Material supplied —
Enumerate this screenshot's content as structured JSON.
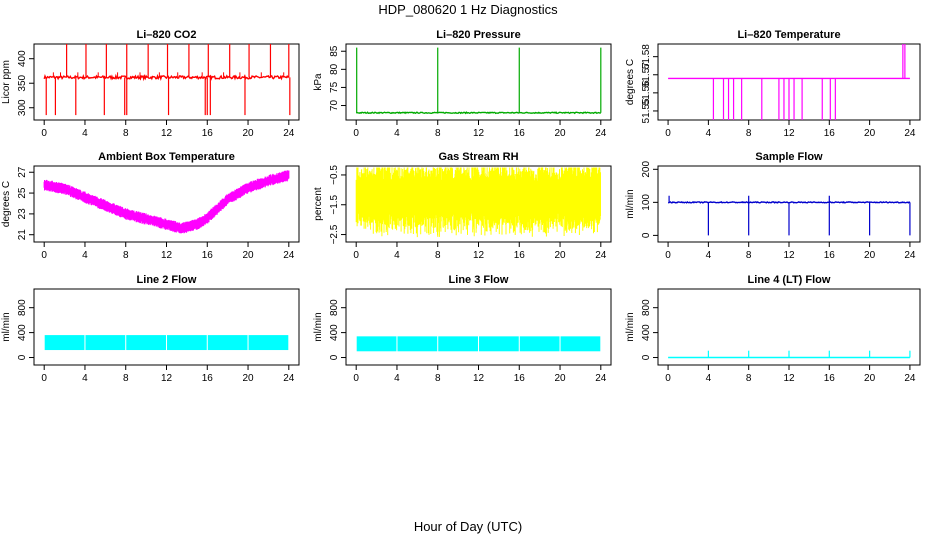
{
  "page": {
    "title": "HDP_080620  1 Hz Diagnostics",
    "xlabel": "Hour of Day (UTC)"
  },
  "chart_data": [
    {
      "type": "line",
      "title": "Li–820 CO2",
      "ylabel": "Licor ppm",
      "color": "#ff0000",
      "x_ticks": [
        "0",
        "4",
        "8",
        "12",
        "16",
        "20",
        "24"
      ],
      "y_ticks": [
        "300",
        "350",
        "400"
      ],
      "xlim": [
        -1,
        25
      ],
      "ylim": [
        275,
        430
      ],
      "baseline": 362,
      "noise": 3,
      "spikes_up": [
        2.2,
        4.1,
        6.1,
        8.1,
        10.2,
        12.1,
        14.2,
        16.1,
        18.2,
        20.1,
        22.2,
        24.0
      ],
      "spike_up_value": 430,
      "spikes_down": [
        0.2,
        1.1,
        3.1,
        5.9,
        7.9,
        8.1,
        12.2,
        15.8,
        16.0,
        16.3,
        19.7,
        24.1
      ],
      "spike_down_value": 285,
      "small_bumps": [
        0.9,
        1.6,
        3.3,
        5.3,
        7.2,
        9.4,
        11.3,
        13.1,
        15.5,
        17.6,
        19.2,
        21.3,
        23.5
      ]
    },
    {
      "type": "line",
      "title": "Li–820 Pressure",
      "ylabel": "kPa",
      "color": "#00aa00",
      "x_ticks": [
        "0",
        "4",
        "8",
        "12",
        "16",
        "20",
        "24"
      ],
      "y_ticks": [
        "70",
        "75",
        "80",
        "85"
      ],
      "xlim": [
        -1,
        25
      ],
      "ylim": [
        66,
        87
      ],
      "baseline": 68,
      "noise": 0.15,
      "spikes_up": [
        0.05,
        8.0,
        16.0,
        24.0
      ],
      "spike_up_value": 86,
      "spikes_down": [],
      "spike_down_value": 68,
      "small_bumps": []
    },
    {
      "type": "line",
      "title": "Li–820 Temperature",
      "ylabel": "degrees C",
      "color": "#ff00ff",
      "x_ticks": [
        "0",
        "4",
        "8",
        "12",
        "16",
        "20",
        "24"
      ],
      "y_ticks": [
        "51.55",
        "51.56",
        "51.57",
        "51.58"
      ],
      "xlim": [
        -1,
        25
      ],
      "ylim": [
        51.545,
        51.587
      ],
      "baseline": 51.568,
      "noise": 0,
      "spikes_up": [
        23.3,
        23.5
      ],
      "spike_up_value": 51.587,
      "spikes_down": [
        4.5,
        5.5,
        6.0,
        6.5,
        7.3,
        9.3,
        11.0,
        11.5,
        12.0,
        12.5,
        13.3,
        15.3,
        16.1,
        16.6
      ],
      "spike_down_value": 51.545,
      "small_bumps": []
    },
    {
      "type": "line",
      "title": "Ambient Box Temperature",
      "ylabel": "degrees C",
      "color": "#ff00ff",
      "x_ticks": [
        "0",
        "4",
        "8",
        "12",
        "16",
        "20",
        "24"
      ],
      "y_ticks": [
        "21",
        "23",
        "25",
        "27"
      ],
      "xlim": [
        -1,
        25
      ],
      "ylim": [
        20.3,
        27.6
      ],
      "curve_x": [
        0,
        2,
        4,
        6,
        8,
        10,
        12,
        13.5,
        15,
        16,
        17,
        18,
        20,
        22,
        24
      ],
      "curve_y": [
        25.8,
        25.4,
        24.6,
        23.8,
        23.0,
        22.5,
        22.0,
        21.6,
        22.0,
        22.6,
        23.5,
        24.4,
        25.5,
        26.2,
        26.7
      ],
      "band": 0.55,
      "noise": 0,
      "spikes_up": [],
      "spikes_down": [],
      "small_bumps": []
    },
    {
      "type": "line",
      "title": "Gas Stream RH",
      "ylabel": "percent",
      "color": "#ffff00",
      "x_ticks": [
        "0",
        "4",
        "8",
        "12",
        "16",
        "20",
        "24"
      ],
      "y_ticks": [
        "−2.5",
        "−1.5",
        "−0.5"
      ],
      "xlim": [
        -1,
        25
      ],
      "ylim": [
        -2.75,
        -0.2
      ],
      "baseline": -1.25,
      "band": 0.6,
      "noise": 0.55,
      "spikes_up": [],
      "spikes_down": [],
      "small_bumps": []
    },
    {
      "type": "line",
      "title": "Sample Flow",
      "ylabel": "ml/min",
      "color": "#0000cc",
      "x_ticks": [
        "0",
        "4",
        "8",
        "12",
        "16",
        "20",
        "24"
      ],
      "y_ticks": [
        "0",
        "100",
        "200"
      ],
      "xlim": [
        -1,
        25
      ],
      "ylim": [
        -20,
        210
      ],
      "baseline": 100,
      "noise": 1.5,
      "spikes_up": [
        0.1,
        8.0,
        16.0
      ],
      "spike_up_value": 120,
      "spikes_down": [
        4.0,
        8.0,
        12.0,
        16.0,
        20.0,
        24.0
      ],
      "spike_down_value": 0,
      "small_bumps": []
    },
    {
      "type": "area",
      "title": "Line 2 Flow",
      "ylabel": "ml/min",
      "color": "#00ffff",
      "x_ticks": [
        "0",
        "4",
        "8",
        "12",
        "16",
        "20",
        "24"
      ],
      "y_ticks": [
        "0",
        "400",
        "800"
      ],
      "xlim": [
        -1,
        25
      ],
      "ylim": [
        -120,
        1100
      ],
      "band_low": 120,
      "band_high": 360,
      "gaps": [
        4,
        8,
        12,
        16,
        20,
        24
      ]
    },
    {
      "type": "area",
      "title": "Line 3 Flow",
      "ylabel": "ml/min",
      "color": "#00ffff",
      "x_ticks": [
        "0",
        "4",
        "8",
        "12",
        "16",
        "20",
        "24"
      ],
      "y_ticks": [
        "0",
        "400",
        "800"
      ],
      "xlim": [
        -1,
        25
      ],
      "ylim": [
        -120,
        1100
      ],
      "band_low": 100,
      "band_high": 340,
      "gaps": [
        4,
        8,
        12,
        16,
        20,
        24
      ]
    },
    {
      "type": "line",
      "title": "Line 4 (LT) Flow",
      "ylabel": "ml/min",
      "color": "#00ffff",
      "x_ticks": [
        "0",
        "4",
        "8",
        "12",
        "16",
        "20",
        "24"
      ],
      "y_ticks": [
        "0",
        "400",
        "800"
      ],
      "xlim": [
        -1,
        25
      ],
      "ylim": [
        -120,
        1100
      ],
      "baseline": 0,
      "noise": 0,
      "spikes_up": [
        4.0,
        8.0,
        12.0,
        16.0,
        20.0,
        24.0
      ],
      "spike_up_value": 110,
      "spikes_down": [],
      "spike_down_value": 0,
      "small_bumps": []
    }
  ]
}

The request —
Output every entry exactly as given; pictures are not part of the copy.

Right answer —
Enumerate this screenshot's content as structured JSON.
{
  "page": {
    "title": "HDP_080620  1 Hz Diagnostics",
    "xlabel": "Hour of Day (UTC)"
  },
  "chart_data": [
    {
      "type": "line",
      "title": "Li–820 CO2",
      "ylabel": "Licor ppm",
      "color": "#ff0000",
      "x_ticks": [
        "0",
        "4",
        "8",
        "12",
        "16",
        "20",
        "24"
      ],
      "y_ticks": [
        "300",
        "350",
        "400"
      ],
      "xlim": [
        -1,
        25
      ],
      "ylim": [
        275,
        430
      ],
      "baseline": 362,
      "noise": 3,
      "spikes_up": [
        2.2,
        4.1,
        6.1,
        8.1,
        10.2,
        12.1,
        14.2,
        16.1,
        18.2,
        20.1,
        22.2,
        24.0
      ],
      "spike_up_value": 430,
      "spikes_down": [
        0.2,
        1.1,
        3.1,
        5.9,
        7.9,
        8.1,
        12.2,
        15.8,
        16.0,
        16.3,
        19.7,
        24.1
      ],
      "spike_down_value": 285,
      "small_bumps": [
        0.9,
        1.6,
        3.3,
        5.3,
        7.2,
        9.4,
        11.3,
        13.1,
        15.5,
        17.6,
        19.2,
        21.3,
        23.5
      ]
    },
    {
      "type": "line",
      "title": "Li–820 Pressure",
      "ylabel": "kPa",
      "color": "#00aa00",
      "x_ticks": [
        "0",
        "4",
        "8",
        "12",
        "16",
        "20",
        "24"
      ],
      "y_ticks": [
        "70",
        "75",
        "80",
        "85"
      ],
      "xlim": [
        -1,
        25
      ],
      "ylim": [
        66,
        87
      ],
      "baseline": 68,
      "noise": 0.15,
      "spikes_up": [
        0.05,
        8.0,
        16.0,
        24.0
      ],
      "spike_up_value": 86,
      "spikes_down": [],
      "spike_down_value": 68,
      "small_bumps": []
    },
    {
      "type": "line",
      "title": "Li–820 Temperature",
      "ylabel": "degrees C",
      "color": "#ff00ff",
      "x_ticks": [
        "0",
        "4",
        "8",
        "12",
        "16",
        "20",
        "24"
      ],
      "y_ticks": [
        "51.55",
        "51.56",
        "51.57",
        "51.58"
      ],
      "xlim": [
        -1,
        25
      ],
      "ylim": [
        51.545,
        51.587
      ],
      "baseline": 51.568,
      "noise": 0,
      "spikes_up": [
        23.3,
        23.5
      ],
      "spike_up_value": 51.587,
      "spikes_down": [
        4.5,
        5.5,
        6.0,
        6.5,
        7.3,
        9.3,
        11.0,
        11.5,
        12.0,
        12.5,
        13.3,
        15.3,
        16.1,
        16.6
      ],
      "spike_down_value": 51.545,
      "small_bumps": []
    },
    {
      "type": "line",
      "title": "Ambient Box Temperature",
      "ylabel": "degrees C",
      "color": "#ff00ff",
      "x_ticks": [
        "0",
        "4",
        "8",
        "12",
        "16",
        "20",
        "24"
      ],
      "y_ticks": [
        "21",
        "23",
        "25",
        "27"
      ],
      "xlim": [
        -1,
        25
      ],
      "ylim": [
        20.3,
        27.6
      ],
      "curve_x": [
        0,
        2,
        4,
        6,
        8,
        10,
        12,
        13.5,
        15,
        16,
        17,
        18,
        20,
        22,
        24
      ],
      "curve_y": [
        25.8,
        25.4,
        24.6,
        23.8,
        23.0,
        22.5,
        22.0,
        21.6,
        22.0,
        22.6,
        23.5,
        24.4,
        25.5,
        26.2,
        26.7
      ],
      "band": 0.55,
      "noise": 0,
      "spikes_up": [],
      "spikes_down": [],
      "small_bumps": []
    },
    {
      "type": "line",
      "title": "Gas Stream RH",
      "ylabel": "percent",
      "color": "#ffff00",
      "x_ticks": [
        "0",
        "4",
        "8",
        "12",
        "16",
        "20",
        "24"
      ],
      "y_ticks": [
        "−2.5",
        "−1.5",
        "−0.5"
      ],
      "xlim": [
        -1,
        25
      ],
      "ylim": [
        -2.75,
        -0.2
      ],
      "baseline": -1.25,
      "band": 0.6,
      "noise": 0.55,
      "spikes_up": [],
      "spikes_down": [],
      "small_bumps": []
    },
    {
      "type": "line",
      "title": "Sample Flow",
      "ylabel": "ml/min",
      "color": "#0000cc",
      "x_ticks": [
        "0",
        "4",
        "8",
        "12",
        "16",
        "20",
        "24"
      ],
      "y_ticks": [
        "0",
        "100",
        "200"
      ],
      "xlim": [
        -1,
        25
      ],
      "ylim": [
        -20,
        210
      ],
      "baseline": 100,
      "noise": 1.5,
      "spikes_up": [
        0.1,
        8.0,
        16.0
      ],
      "spike_up_value": 120,
      "spikes_down": [
        4.0,
        8.0,
        12.0,
        16.0,
        20.0,
        24.0
      ],
      "spike_down_value": 0,
      "small_bumps": []
    },
    {
      "type": "area",
      "title": "Line 2 Flow",
      "ylabel": "ml/min",
      "color": "#00ffff",
      "x_ticks": [
        "0",
        "4",
        "8",
        "12",
        "16",
        "20",
        "24"
      ],
      "y_ticks": [
        "0",
        "400",
        "800"
      ],
      "xlim": [
        -1,
        25
      ],
      "ylim": [
        -120,
        1100
      ],
      "band_low": 120,
      "band_high": 360,
      "gaps": [
        4,
        8,
        12,
        16,
        20,
        24
      ]
    },
    {
      "type": "area",
      "title": "Line 3 Flow",
      "ylabel": "ml/min",
      "color": "#00ffff",
      "x_ticks": [
        "0",
        "4",
        "8",
        "12",
        "16",
        "20",
        "24"
      ],
      "y_ticks": [
        "0",
        "400",
        "800"
      ],
      "xlim": [
        -1,
        25
      ],
      "ylim": [
        -120,
        1100
      ],
      "band_low": 100,
      "band_high": 340,
      "gaps": [
        4,
        8,
        12,
        16,
        20,
        24
      ]
    },
    {
      "type": "line",
      "title": "Line 4 (LT) Flow",
      "ylabel": "ml/min",
      "color": "#00ffff",
      "x_ticks": [
        "0",
        "4",
        "8",
        "12",
        "16",
        "20",
        "24"
      ],
      "y_ticks": [
        "0",
        "400",
        "800"
      ],
      "xlim": [
        -1,
        25
      ],
      "ylim": [
        -120,
        1100
      ],
      "baseline": 0,
      "noise": 0,
      "spikes_up": [
        4.0,
        8.0,
        12.0,
        16.0,
        20.0,
        24.0
      ],
      "spike_up_value": 110,
      "spikes_down": [],
      "spike_down_value": 0,
      "small_bumps": []
    }
  ]
}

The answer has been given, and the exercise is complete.